§ **MATERIAL SHOWN**
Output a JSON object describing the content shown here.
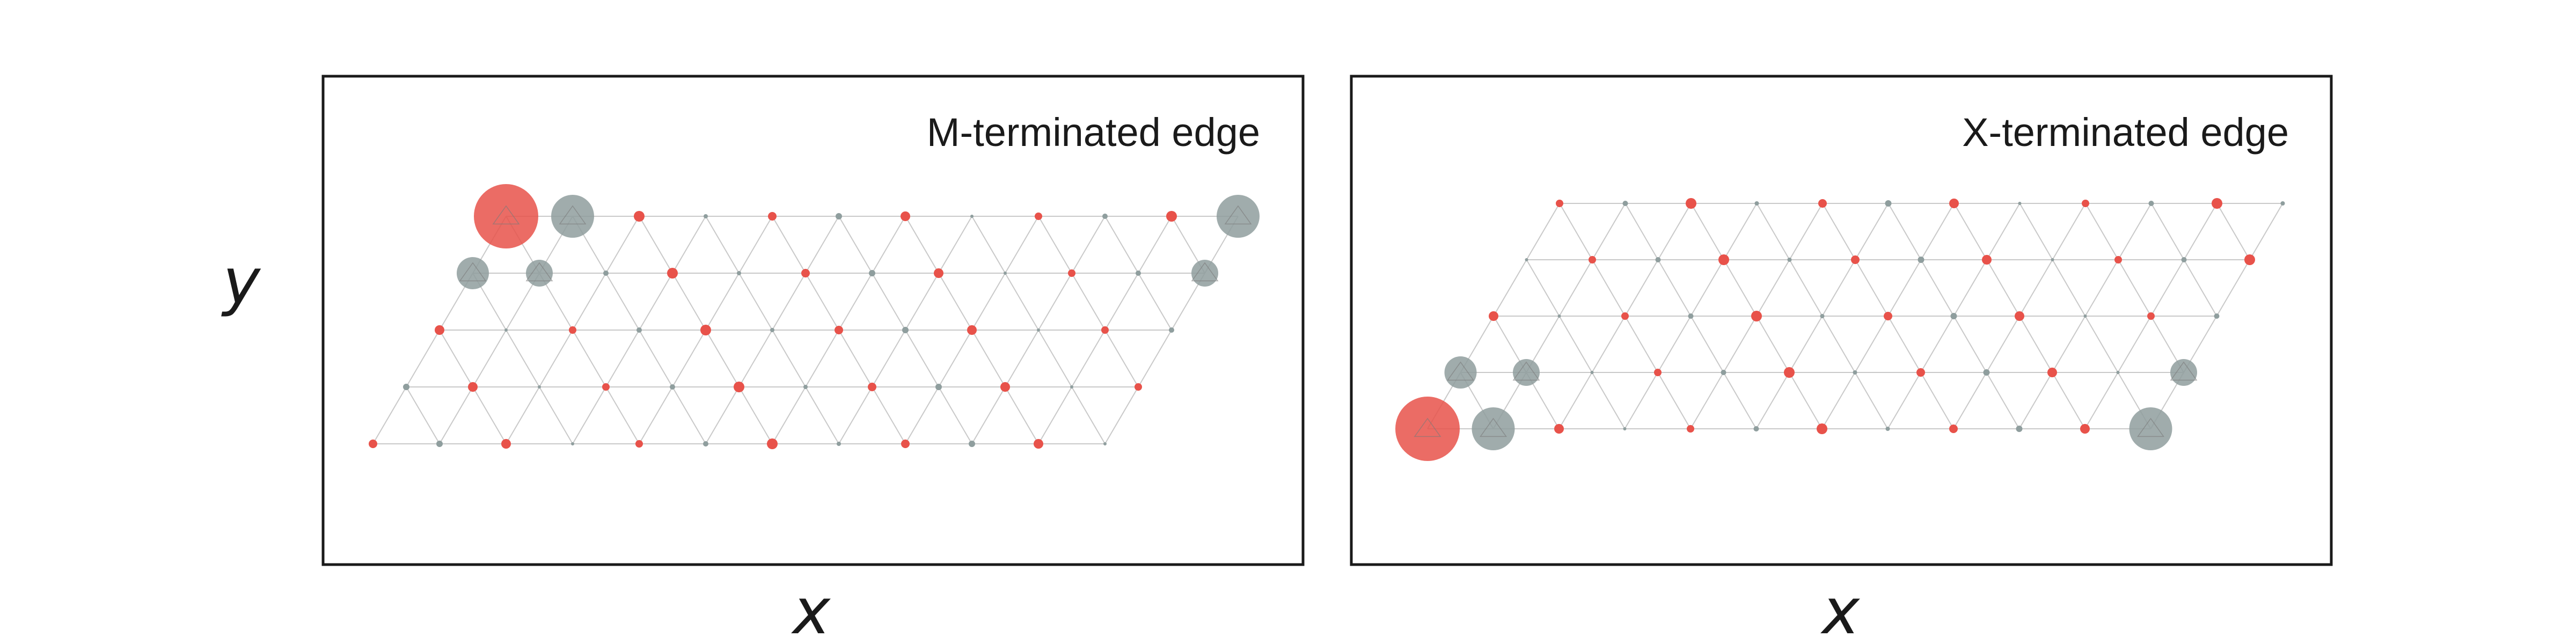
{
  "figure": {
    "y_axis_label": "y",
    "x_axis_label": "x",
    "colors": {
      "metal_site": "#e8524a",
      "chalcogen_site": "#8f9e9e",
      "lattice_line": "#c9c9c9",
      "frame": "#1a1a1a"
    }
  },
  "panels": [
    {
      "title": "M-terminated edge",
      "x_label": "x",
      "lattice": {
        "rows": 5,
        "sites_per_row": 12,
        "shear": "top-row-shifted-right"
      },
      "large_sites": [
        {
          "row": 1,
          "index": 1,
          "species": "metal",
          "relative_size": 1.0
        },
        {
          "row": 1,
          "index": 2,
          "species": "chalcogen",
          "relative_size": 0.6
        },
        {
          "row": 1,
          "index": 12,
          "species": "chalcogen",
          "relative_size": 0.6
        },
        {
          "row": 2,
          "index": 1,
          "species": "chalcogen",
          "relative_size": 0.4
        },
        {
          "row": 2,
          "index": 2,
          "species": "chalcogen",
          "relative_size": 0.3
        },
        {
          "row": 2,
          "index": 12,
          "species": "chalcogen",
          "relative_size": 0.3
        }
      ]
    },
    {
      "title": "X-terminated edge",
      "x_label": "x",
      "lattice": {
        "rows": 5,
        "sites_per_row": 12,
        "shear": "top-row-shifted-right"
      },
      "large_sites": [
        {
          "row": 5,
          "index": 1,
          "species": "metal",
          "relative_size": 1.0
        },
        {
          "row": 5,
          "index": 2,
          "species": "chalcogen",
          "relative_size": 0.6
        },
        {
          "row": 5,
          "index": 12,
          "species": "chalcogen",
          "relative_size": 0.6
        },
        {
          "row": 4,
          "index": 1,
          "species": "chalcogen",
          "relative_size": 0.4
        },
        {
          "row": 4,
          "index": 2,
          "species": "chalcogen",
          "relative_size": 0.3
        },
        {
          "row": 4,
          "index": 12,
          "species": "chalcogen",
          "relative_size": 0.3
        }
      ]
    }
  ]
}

§ **REQUEST**
Search the data for "title" and list every line in which it occurs.

§ **TASK ANSWER**
      "title": "M-terminated edge",
      "title": "X-terminated edge",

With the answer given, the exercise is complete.